Problem: Find the word "test" in the records below. List each line containing it.

Provided data:
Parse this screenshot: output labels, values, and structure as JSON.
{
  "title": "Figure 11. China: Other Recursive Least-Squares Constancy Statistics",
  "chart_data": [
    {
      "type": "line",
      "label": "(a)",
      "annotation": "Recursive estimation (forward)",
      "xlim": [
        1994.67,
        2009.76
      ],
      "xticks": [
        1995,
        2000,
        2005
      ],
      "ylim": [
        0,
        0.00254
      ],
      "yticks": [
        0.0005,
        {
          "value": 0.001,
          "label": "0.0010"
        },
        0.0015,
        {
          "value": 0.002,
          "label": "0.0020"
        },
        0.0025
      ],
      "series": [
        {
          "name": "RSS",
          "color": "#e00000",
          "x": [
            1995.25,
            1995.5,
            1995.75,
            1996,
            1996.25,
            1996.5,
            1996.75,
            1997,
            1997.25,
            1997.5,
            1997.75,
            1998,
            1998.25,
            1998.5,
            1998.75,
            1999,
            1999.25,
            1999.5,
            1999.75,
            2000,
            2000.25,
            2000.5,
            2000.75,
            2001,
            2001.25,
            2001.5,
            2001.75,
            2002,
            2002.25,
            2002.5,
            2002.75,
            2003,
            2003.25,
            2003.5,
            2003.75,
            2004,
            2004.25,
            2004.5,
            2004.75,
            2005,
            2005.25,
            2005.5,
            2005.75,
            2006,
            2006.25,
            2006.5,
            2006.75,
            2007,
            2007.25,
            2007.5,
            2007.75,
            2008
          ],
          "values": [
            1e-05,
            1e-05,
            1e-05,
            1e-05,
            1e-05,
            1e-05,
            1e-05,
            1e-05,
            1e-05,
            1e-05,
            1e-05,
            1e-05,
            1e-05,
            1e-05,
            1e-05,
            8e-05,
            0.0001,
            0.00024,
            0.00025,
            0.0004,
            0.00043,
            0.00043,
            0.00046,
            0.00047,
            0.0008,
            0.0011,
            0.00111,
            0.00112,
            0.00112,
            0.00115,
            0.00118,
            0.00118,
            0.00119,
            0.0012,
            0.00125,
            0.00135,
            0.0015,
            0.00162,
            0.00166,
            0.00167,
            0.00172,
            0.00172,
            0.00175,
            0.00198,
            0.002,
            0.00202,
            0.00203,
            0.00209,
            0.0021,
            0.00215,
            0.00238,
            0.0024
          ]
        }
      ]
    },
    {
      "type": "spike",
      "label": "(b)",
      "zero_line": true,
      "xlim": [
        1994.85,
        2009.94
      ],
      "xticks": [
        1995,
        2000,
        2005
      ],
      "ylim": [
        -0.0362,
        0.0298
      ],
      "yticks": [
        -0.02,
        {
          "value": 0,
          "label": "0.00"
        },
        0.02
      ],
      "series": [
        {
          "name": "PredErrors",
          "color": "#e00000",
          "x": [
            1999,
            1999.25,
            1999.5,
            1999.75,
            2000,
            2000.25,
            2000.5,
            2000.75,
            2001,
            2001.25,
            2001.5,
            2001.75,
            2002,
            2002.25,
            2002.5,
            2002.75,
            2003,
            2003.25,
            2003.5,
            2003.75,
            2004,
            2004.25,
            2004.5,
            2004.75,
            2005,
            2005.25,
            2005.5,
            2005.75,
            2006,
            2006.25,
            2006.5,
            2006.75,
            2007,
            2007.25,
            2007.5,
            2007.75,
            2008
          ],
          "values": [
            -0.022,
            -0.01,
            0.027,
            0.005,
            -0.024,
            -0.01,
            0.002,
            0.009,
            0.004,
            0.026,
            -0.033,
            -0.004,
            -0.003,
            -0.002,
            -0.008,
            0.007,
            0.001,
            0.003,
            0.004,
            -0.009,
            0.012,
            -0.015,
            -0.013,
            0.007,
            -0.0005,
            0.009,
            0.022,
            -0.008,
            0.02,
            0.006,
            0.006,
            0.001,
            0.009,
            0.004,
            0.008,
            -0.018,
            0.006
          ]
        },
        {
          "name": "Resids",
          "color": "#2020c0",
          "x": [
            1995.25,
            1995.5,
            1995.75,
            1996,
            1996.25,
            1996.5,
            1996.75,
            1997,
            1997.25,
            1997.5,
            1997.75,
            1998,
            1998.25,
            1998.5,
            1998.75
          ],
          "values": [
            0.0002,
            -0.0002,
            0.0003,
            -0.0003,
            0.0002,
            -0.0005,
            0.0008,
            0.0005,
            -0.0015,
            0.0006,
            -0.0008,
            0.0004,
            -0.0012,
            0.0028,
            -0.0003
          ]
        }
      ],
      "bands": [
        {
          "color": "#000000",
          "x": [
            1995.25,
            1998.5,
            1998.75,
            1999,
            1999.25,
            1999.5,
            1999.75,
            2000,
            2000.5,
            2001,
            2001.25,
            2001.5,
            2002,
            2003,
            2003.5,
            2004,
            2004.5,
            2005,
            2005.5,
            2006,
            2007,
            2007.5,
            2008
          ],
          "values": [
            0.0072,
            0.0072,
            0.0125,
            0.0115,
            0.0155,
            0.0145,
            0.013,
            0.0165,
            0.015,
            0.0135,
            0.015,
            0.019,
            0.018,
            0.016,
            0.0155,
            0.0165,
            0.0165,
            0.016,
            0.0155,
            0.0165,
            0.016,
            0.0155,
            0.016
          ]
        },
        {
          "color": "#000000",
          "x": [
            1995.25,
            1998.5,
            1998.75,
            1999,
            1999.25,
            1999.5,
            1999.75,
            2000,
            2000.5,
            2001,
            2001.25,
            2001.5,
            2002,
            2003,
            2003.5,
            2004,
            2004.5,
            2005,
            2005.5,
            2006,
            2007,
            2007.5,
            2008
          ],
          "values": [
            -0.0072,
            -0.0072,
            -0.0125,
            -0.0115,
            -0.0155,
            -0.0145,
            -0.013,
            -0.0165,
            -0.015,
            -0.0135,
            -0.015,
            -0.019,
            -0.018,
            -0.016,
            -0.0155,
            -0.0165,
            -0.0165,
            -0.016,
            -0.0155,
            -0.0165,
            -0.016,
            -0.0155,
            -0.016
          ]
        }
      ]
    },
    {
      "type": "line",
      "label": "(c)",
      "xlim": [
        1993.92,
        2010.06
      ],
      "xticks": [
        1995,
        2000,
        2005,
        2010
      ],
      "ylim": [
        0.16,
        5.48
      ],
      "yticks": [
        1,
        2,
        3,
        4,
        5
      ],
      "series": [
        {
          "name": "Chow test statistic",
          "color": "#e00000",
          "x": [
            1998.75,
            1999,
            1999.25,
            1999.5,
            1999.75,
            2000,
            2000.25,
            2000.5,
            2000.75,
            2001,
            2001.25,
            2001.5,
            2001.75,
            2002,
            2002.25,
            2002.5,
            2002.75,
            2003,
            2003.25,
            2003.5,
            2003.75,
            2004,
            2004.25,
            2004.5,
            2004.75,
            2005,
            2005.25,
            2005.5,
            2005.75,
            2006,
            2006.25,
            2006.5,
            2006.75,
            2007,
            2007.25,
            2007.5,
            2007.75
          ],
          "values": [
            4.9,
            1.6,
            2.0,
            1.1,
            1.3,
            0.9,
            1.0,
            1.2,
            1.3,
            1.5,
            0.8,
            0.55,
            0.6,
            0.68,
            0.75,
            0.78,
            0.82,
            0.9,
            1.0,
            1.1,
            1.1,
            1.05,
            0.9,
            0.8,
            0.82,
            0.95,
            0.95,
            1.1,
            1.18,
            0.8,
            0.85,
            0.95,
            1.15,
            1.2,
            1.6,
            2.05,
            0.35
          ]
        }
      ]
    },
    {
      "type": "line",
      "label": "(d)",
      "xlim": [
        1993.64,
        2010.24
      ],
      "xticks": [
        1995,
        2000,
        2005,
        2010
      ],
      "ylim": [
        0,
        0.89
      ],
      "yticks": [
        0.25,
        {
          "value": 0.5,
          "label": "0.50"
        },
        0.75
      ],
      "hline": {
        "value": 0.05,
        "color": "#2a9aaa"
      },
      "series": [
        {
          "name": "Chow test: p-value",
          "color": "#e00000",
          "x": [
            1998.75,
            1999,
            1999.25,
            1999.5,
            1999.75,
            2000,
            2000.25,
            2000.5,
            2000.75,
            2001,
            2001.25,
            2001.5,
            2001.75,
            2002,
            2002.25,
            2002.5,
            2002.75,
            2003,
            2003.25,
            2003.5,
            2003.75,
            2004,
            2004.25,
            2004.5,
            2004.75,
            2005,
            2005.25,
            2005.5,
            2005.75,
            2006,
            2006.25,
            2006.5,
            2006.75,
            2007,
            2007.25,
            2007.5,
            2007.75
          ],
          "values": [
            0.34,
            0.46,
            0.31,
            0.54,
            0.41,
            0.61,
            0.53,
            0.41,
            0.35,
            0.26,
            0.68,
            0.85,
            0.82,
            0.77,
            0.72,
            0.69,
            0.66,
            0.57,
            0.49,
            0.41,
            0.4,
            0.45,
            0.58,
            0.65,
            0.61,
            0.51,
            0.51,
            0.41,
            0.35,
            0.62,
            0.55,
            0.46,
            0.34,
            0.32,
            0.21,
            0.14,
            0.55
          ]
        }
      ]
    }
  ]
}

Complete answer:
          "name": "Chow test statistic",
          "name": "Chow test: p-value",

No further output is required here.